- _DIRECTIVE_
Transcribe each record exactly. Include every one.

- _SUPPLIED MATERIAL_

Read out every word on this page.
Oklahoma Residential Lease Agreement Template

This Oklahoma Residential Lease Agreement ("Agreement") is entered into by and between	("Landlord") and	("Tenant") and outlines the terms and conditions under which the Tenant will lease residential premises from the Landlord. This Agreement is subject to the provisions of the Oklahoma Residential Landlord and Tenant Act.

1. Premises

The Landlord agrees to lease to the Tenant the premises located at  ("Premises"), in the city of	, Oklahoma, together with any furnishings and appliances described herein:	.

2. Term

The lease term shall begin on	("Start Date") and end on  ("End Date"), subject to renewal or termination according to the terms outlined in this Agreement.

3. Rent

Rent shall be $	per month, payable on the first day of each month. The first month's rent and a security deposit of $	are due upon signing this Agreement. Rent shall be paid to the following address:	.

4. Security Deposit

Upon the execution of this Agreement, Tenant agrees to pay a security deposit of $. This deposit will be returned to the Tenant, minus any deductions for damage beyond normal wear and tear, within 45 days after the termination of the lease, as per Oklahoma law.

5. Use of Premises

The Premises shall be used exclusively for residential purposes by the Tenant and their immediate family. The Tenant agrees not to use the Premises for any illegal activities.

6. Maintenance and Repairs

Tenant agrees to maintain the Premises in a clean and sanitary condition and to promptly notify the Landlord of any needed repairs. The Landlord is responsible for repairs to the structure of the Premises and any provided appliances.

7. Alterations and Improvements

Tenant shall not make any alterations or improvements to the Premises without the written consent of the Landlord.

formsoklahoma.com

- _RESULT OF THIS EXERCISE_
Read out every word on this page.
Oklahoma Residential Lease Agreement Template

This Oklahoma Residential Lease Agreement ("Agreement") is entered into by and between	("Landlord") and	("Tenant") and outlines the terms and conditions under which the Tenant will lease residential premises from the Landlord. This Agreement is subject to the provisions of the Oklahoma Residential Landlord and Tenant Act.

1. Premises

The Landlord agrees to lease to the Tenant the premises located at  ("Premises"), in the city of	, Oklahoma, together with any furnishings and appliances described herein:	.

2. Term

The lease term shall begin on	("Start Date") and end on  ("End Date"), subject to renewal or termination according to the terms outlined in this Agreement.

3. Rent

Rent shall be $	per month, payable on the first day of each month. The first month's rent and a security deposit of $	are due upon signing this Agreement. Rent shall be paid to the following address:	.

4. Security Deposit

Upon the execution of this Agreement, Tenant agrees to pay a security deposit of $. This deposit will be returned to the Tenant, minus any deductions for damage beyond normal wear and tear, within 45 days after the termination of the lease, as per Oklahoma law.

5. Use of Premises

The Premises shall be used exclusively for residential purposes by the Tenant and their immediate family. The Tenant agrees not to use the Premises for any illegal activities.

6. Maintenance and Repairs

Tenant agrees to maintain the Premises in a clean and sanitary condition and to promptly notify the Landlord of any needed repairs. The Landlord is responsible for repairs to the structure of the Premises and any provided appliances.

7. Alterations and Improvements

Tenant shall not make any alterations or improvements to the Premises without the written consent of the Landlord.

formsoklahoma.com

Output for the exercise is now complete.